→ **RECORDS**
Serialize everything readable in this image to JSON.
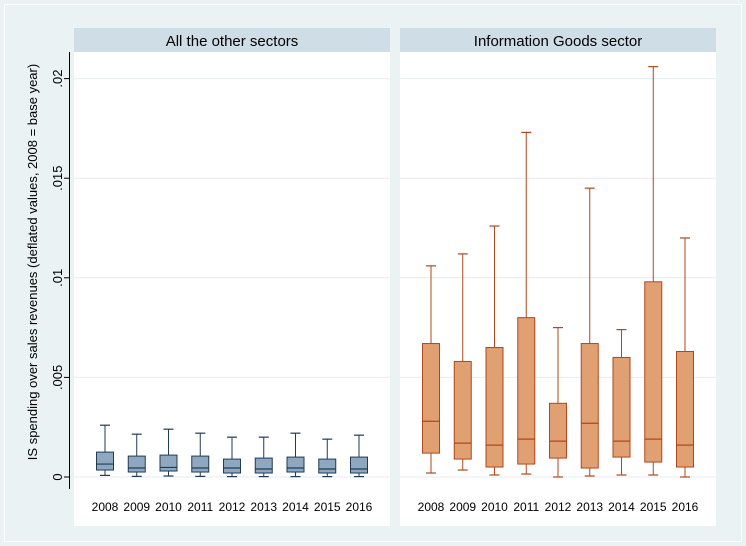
{
  "chart_data": {
    "type": "box",
    "ylabel": "IS spending over sales revenues (deflated values, 2008 = base year)",
    "ylim": [
      0,
      0.021
    ],
    "yticks": [
      0,
      0.005,
      0.01,
      0.015,
      0.02
    ],
    "ytick_labels": [
      "0",
      ".005",
      ".01",
      ".015",
      ".02"
    ],
    "categories": [
      "2008",
      "2009",
      "2010",
      "2011",
      "2012",
      "2013",
      "2014",
      "2015",
      "2016"
    ],
    "grid": true,
    "panels": [
      {
        "title": "All the other sectors",
        "fill": "#8fa8bf",
        "stroke": "#1f3b57",
        "boxes": [
          {
            "min": 8e-05,
            "q1": 0.00035,
            "median": 0.00065,
            "q3": 0.00125,
            "max": 0.0026
          },
          {
            "min": 3e-05,
            "q1": 0.00025,
            "median": 0.00045,
            "q3": 0.00105,
            "max": 0.00215
          },
          {
            "min": 5e-05,
            "q1": 0.0003,
            "median": 0.00048,
            "q3": 0.0011,
            "max": 0.0024
          },
          {
            "min": 3e-05,
            "q1": 0.00025,
            "median": 0.00045,
            "q3": 0.00105,
            "max": 0.0022
          },
          {
            "min": 2e-05,
            "q1": 0.0002,
            "median": 0.00045,
            "q3": 0.0009,
            "max": 0.002
          },
          {
            "min": 2e-05,
            "q1": 0.0002,
            "median": 0.0004,
            "q3": 0.00095,
            "max": 0.002
          },
          {
            "min": 2e-05,
            "q1": 0.00025,
            "median": 0.00045,
            "q3": 0.001,
            "max": 0.0022
          },
          {
            "min": 2e-05,
            "q1": 0.0002,
            "median": 0.0004,
            "q3": 0.0009,
            "max": 0.0019
          },
          {
            "min": 2e-05,
            "q1": 0.0002,
            "median": 0.0004,
            "q3": 0.001,
            "max": 0.0021
          }
        ]
      },
      {
        "title": "Information Goods sector",
        "fill": "#e0a072",
        "stroke": "#b2471b",
        "boxes": [
          {
            "min": 0.0002,
            "q1": 0.0012,
            "median": 0.0028,
            "q3": 0.0067,
            "max": 0.0106
          },
          {
            "min": 0.00035,
            "q1": 0.0009,
            "median": 0.0017,
            "q3": 0.0058,
            "max": 0.0112
          },
          {
            "min": 0.0001,
            "q1": 0.0005,
            "median": 0.0016,
            "q3": 0.0065,
            "max": 0.0126
          },
          {
            "min": 0.00015,
            "q1": 0.00065,
            "median": 0.0019,
            "q3": 0.008,
            "max": 0.0173
          },
          {
            "min": 0.0,
            "q1": 0.00095,
            "median": 0.0018,
            "q3": 0.0037,
            "max": 0.0075
          },
          {
            "min": 5e-05,
            "q1": 0.00045,
            "median": 0.0027,
            "q3": 0.0067,
            "max": 0.0145
          },
          {
            "min": 0.0001,
            "q1": 0.001,
            "median": 0.0018,
            "q3": 0.006,
            "max": 0.0074
          },
          {
            "min": 0.0001,
            "q1": 0.00075,
            "median": 0.0019,
            "q3": 0.0098,
            "max": 0.0206
          },
          {
            "min": 0.0,
            "q1": 0.0005,
            "median": 0.0016,
            "q3": 0.0063,
            "max": 0.012
          }
        ]
      }
    ]
  }
}
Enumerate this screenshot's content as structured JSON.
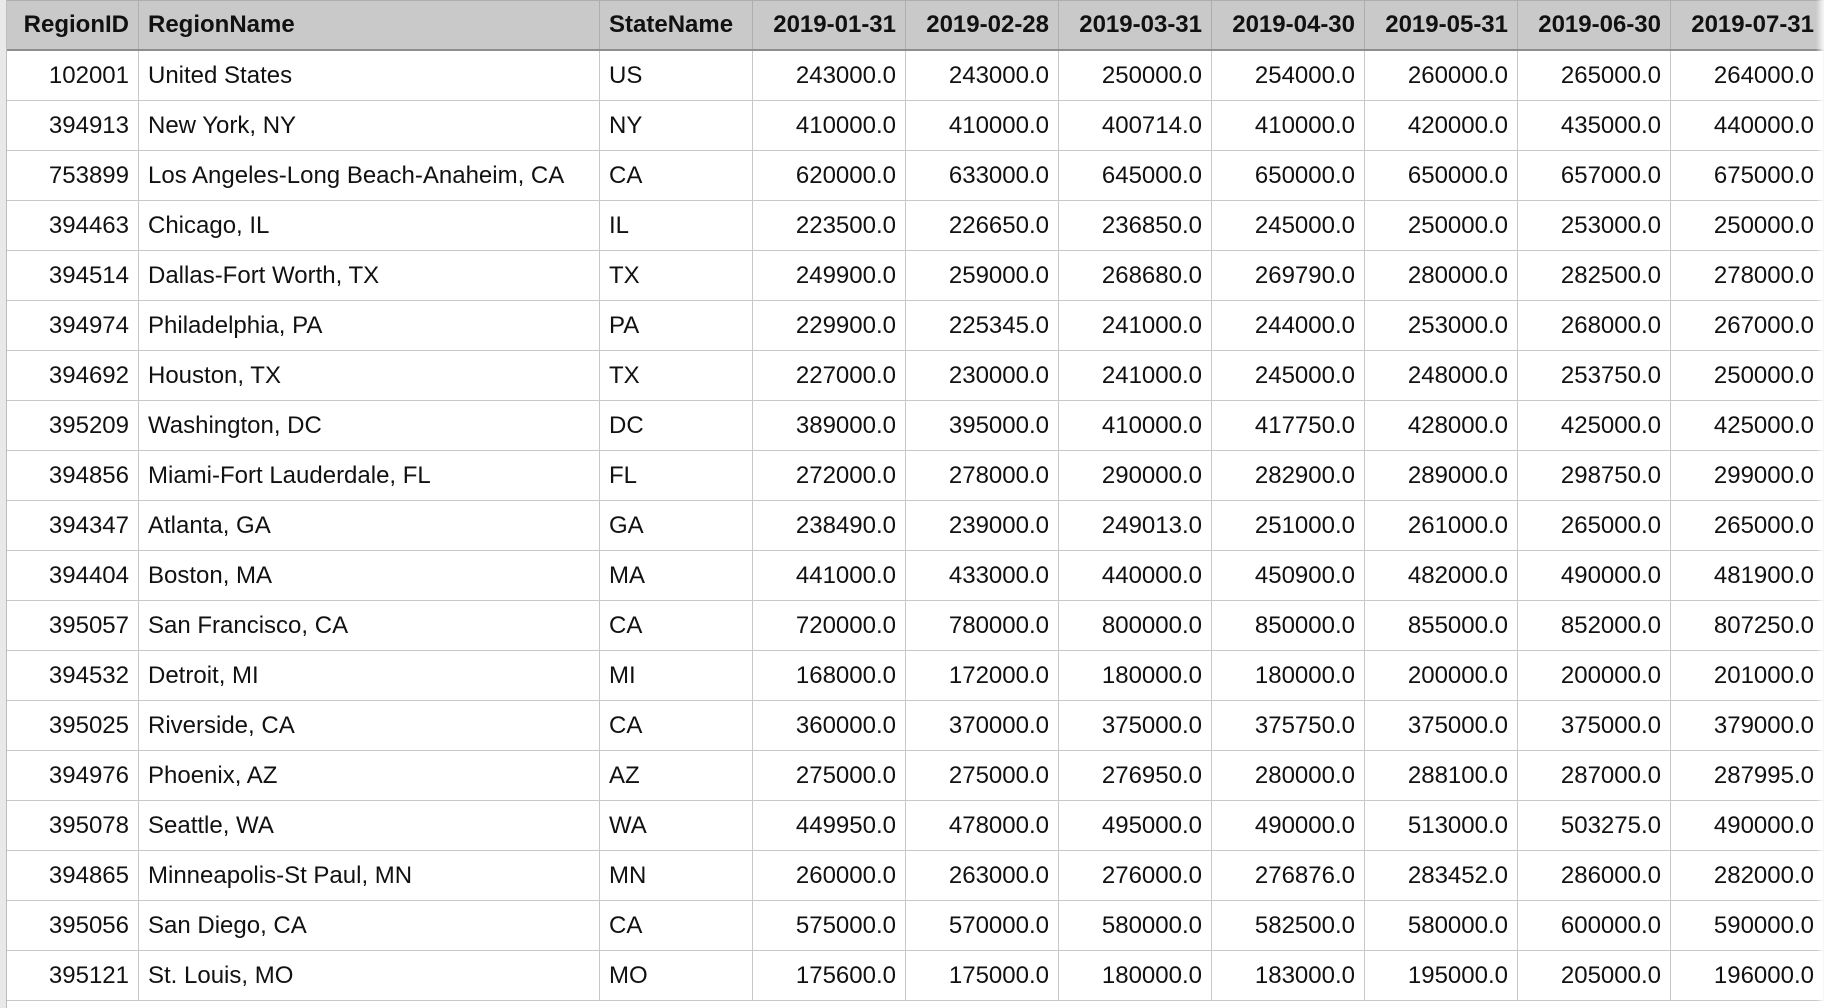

→ **WHAT IS ASKED**
Reproduce all of the entries word for word, skipping any pictures they hold.

→ **REPLY**
Serialize everything readable in this image to JSON.
{
  "chart_data": {
    "type": "box",
    "ylabel": "IS spending over sales revenues (deflated values, 2008 = base year)",
    "ylim": [
      0,
      0.021
    ],
    "yticks": [
      0,
      0.005,
      0.01,
      0.015,
      0.02
    ],
    "ytick_labels": [
      "0",
      ".005",
      ".01",
      ".015",
      ".02"
    ],
    "categories": [
      "2008",
      "2009",
      "2010",
      "2011",
      "2012",
      "2013",
      "2014",
      "2015",
      "2016"
    ],
    "grid": true,
    "panels": [
      {
        "title": "All the other sectors",
        "fill": "#8fa8bf",
        "stroke": "#1f3b57",
        "boxes": [
          {
            "min": 8e-05,
            "q1": 0.00035,
            "median": 0.00065,
            "q3": 0.00125,
            "max": 0.0026
          },
          {
            "min": 3e-05,
            "q1": 0.00025,
            "median": 0.00045,
            "q3": 0.00105,
            "max": 0.00215
          },
          {
            "min": 5e-05,
            "q1": 0.0003,
            "median": 0.00048,
            "q3": 0.0011,
            "max": 0.0024
          },
          {
            "min": 3e-05,
            "q1": 0.00025,
            "median": 0.00045,
            "q3": 0.00105,
            "max": 0.0022
          },
          {
            "min": 2e-05,
            "q1": 0.0002,
            "median": 0.00045,
            "q3": 0.0009,
            "max": 0.002
          },
          {
            "min": 2e-05,
            "q1": 0.0002,
            "median": 0.0004,
            "q3": 0.00095,
            "max": 0.002
          },
          {
            "min": 2e-05,
            "q1": 0.00025,
            "median": 0.00045,
            "q3": 0.001,
            "max": 0.0022
          },
          {
            "min": 2e-05,
            "q1": 0.0002,
            "median": 0.0004,
            "q3": 0.0009,
            "max": 0.0019
          },
          {
            "min": 2e-05,
            "q1": 0.0002,
            "median": 0.0004,
            "q3": 0.001,
            "max": 0.0021
          }
        ]
      },
      {
        "title": "Information Goods sector",
        "fill": "#e0a072",
        "stroke": "#b2471b",
        "boxes": [
          {
            "min": 0.0002,
            "q1": 0.0012,
            "median": 0.0028,
            "q3": 0.0067,
            "max": 0.0106
          },
          {
            "min": 0.00035,
            "q1": 0.0009,
            "median": 0.0017,
            "q3": 0.0058,
            "max": 0.0112
          },
          {
            "min": 0.0001,
            "q1": 0.0005,
            "median": 0.0016,
            "q3": 0.0065,
            "max": 0.0126
          },
          {
            "min": 0.00015,
            "q1": 0.00065,
            "median": 0.0019,
            "q3": 0.008,
            "max": 0.0173
          },
          {
            "min": 0.0,
            "q1": 0.00095,
            "median": 0.0018,
            "q3": 0.0037,
            "max": 0.0075
          },
          {
            "min": 5e-05,
            "q1": 0.00045,
            "median": 0.0027,
            "q3": 0.0067,
            "max": 0.0145
          },
          {
            "min": 0.0001,
            "q1": 0.001,
            "median": 0.0018,
            "q3": 0.006,
            "max": 0.0074
          },
          {
            "min": 0.0001,
            "q1": 0.00075,
            "median": 0.0019,
            "q3": 0.0098,
            "max": 0.0206
          },
          {
            "min": 0.0,
            "q1": 0.0005,
            "median": 0.0016,
            "q3": 0.0063,
            "max": 0.012
          }
        ]
      }
    ]
  }
}
Enumerate this screenshot's content as structured JSON.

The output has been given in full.